# Work instructions
Copy out every line containing the word "CFTC".
-- Records provided start --
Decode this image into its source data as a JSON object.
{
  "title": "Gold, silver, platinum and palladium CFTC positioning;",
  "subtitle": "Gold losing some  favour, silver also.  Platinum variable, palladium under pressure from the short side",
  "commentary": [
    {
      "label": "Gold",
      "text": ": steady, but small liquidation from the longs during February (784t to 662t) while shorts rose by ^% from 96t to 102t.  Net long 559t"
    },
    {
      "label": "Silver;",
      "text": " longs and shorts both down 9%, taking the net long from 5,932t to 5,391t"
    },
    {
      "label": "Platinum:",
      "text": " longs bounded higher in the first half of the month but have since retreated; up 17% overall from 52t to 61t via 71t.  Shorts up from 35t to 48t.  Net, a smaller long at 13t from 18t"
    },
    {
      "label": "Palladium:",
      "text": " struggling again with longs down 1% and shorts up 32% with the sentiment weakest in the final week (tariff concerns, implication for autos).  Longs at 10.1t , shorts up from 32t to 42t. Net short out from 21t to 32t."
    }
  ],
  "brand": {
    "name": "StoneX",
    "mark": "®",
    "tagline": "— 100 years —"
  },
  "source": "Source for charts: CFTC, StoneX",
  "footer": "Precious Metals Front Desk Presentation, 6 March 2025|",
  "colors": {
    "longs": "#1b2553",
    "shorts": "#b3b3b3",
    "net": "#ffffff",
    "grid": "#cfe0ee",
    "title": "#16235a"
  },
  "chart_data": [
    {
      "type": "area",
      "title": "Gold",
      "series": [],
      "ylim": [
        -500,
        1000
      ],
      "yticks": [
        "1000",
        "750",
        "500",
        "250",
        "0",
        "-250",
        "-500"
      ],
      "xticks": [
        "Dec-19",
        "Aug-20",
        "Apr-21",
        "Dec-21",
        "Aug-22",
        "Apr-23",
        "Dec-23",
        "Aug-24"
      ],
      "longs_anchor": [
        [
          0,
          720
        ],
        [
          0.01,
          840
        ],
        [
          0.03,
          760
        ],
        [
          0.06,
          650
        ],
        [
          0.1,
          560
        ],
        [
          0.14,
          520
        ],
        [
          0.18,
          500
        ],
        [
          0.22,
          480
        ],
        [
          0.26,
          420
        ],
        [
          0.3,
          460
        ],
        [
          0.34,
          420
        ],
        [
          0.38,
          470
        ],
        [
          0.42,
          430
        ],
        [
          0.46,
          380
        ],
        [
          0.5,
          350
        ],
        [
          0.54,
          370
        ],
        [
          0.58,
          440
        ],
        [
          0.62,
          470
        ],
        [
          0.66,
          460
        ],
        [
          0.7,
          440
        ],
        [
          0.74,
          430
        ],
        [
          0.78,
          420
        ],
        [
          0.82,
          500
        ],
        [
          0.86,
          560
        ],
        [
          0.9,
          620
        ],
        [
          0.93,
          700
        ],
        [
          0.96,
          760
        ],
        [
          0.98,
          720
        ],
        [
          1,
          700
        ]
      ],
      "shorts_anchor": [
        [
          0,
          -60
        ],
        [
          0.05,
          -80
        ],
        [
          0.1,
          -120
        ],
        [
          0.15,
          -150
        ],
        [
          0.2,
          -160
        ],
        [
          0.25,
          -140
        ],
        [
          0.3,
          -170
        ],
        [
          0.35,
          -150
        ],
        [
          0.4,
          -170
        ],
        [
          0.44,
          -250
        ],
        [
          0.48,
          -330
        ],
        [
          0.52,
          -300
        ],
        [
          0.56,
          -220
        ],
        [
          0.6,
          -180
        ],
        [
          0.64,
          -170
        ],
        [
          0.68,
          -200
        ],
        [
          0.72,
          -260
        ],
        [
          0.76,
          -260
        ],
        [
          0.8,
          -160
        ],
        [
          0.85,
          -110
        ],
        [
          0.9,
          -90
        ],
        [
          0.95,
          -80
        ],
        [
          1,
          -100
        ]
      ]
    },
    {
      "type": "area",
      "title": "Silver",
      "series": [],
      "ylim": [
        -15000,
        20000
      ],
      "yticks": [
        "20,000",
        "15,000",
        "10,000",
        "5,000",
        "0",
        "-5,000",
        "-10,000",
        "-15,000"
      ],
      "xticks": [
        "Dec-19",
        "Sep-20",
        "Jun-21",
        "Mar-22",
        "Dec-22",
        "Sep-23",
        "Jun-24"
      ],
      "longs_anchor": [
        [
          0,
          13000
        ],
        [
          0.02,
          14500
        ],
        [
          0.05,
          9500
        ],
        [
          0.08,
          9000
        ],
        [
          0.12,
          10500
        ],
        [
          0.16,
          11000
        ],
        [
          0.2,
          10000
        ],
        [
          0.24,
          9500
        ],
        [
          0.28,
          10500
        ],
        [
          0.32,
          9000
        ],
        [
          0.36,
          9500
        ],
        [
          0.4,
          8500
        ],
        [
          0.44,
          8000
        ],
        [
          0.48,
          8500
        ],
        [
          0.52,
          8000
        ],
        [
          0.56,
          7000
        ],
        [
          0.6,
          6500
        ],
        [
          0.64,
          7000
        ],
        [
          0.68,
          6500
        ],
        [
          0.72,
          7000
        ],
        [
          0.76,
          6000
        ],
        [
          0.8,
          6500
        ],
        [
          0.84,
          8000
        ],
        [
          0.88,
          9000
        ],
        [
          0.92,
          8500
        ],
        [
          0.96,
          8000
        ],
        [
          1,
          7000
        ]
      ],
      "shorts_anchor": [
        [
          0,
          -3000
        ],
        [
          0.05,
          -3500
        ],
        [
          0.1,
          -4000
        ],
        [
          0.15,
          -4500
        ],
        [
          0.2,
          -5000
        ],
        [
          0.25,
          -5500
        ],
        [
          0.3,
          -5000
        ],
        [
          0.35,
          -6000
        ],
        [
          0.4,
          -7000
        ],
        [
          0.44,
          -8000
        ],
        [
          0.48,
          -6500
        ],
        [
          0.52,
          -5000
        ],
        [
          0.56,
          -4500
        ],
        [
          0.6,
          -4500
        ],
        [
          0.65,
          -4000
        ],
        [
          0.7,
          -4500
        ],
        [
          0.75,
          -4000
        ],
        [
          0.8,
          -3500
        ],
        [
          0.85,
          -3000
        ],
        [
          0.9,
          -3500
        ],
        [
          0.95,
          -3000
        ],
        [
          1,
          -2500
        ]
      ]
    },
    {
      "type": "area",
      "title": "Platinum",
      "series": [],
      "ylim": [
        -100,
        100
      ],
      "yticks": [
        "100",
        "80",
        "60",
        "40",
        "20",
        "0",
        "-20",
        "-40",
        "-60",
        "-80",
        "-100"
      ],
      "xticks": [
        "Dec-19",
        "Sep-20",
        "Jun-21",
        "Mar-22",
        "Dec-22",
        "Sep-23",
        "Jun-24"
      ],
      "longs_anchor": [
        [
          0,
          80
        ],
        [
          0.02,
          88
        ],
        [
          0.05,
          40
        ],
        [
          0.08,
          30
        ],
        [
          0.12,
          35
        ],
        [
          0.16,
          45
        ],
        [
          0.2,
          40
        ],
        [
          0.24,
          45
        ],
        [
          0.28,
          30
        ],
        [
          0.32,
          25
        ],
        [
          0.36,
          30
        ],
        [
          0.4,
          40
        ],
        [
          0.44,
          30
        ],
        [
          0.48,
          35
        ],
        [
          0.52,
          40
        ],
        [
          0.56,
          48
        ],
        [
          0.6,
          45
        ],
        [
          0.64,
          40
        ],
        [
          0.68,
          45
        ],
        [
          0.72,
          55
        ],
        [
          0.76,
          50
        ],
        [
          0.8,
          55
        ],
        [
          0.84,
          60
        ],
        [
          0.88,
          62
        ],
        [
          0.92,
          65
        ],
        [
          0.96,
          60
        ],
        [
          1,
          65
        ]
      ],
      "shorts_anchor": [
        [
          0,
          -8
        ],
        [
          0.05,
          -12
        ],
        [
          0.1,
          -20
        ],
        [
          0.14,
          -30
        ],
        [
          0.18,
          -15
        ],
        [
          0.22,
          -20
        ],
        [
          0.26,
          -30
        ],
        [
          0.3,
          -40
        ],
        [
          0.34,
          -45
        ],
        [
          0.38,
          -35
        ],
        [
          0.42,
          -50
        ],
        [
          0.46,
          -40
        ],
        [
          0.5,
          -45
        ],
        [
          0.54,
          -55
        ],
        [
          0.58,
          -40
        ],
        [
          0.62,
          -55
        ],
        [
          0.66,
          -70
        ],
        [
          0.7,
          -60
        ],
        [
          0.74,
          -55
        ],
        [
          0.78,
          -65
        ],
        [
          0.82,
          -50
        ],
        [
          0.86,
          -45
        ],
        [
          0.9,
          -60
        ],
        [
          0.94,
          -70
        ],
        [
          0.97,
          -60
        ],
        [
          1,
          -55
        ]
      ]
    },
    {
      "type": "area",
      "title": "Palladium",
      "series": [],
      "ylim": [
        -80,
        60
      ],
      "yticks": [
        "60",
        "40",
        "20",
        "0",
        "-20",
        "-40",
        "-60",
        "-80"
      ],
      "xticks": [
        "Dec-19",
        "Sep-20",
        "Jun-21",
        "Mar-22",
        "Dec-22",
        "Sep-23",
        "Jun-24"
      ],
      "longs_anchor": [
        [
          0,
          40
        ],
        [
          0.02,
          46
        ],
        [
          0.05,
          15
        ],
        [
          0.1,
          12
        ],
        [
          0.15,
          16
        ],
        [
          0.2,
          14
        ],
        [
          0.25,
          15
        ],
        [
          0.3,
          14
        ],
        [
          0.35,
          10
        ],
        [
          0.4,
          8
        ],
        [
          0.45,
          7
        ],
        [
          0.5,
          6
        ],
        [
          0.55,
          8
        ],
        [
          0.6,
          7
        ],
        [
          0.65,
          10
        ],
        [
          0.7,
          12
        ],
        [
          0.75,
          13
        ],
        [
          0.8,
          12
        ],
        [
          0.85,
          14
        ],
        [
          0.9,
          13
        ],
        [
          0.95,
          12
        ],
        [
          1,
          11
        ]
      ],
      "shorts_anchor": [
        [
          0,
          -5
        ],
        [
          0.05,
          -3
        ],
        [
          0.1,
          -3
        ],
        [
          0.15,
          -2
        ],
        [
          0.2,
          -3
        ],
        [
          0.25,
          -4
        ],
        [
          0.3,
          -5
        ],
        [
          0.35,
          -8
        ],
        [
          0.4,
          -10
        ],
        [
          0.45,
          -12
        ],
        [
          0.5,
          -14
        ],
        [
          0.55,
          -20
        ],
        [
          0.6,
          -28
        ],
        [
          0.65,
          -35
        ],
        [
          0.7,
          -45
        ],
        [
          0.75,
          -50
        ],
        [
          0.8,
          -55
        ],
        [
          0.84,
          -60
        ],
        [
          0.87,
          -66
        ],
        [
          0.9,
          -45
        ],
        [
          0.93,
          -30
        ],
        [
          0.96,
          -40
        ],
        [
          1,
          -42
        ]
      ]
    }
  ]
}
-- Records provided end --
# Solved exercise
  "title": "Gold, silver, platinum and palladium CFTC positioning;",
  "source": "Source for charts: CFTC, StoneX",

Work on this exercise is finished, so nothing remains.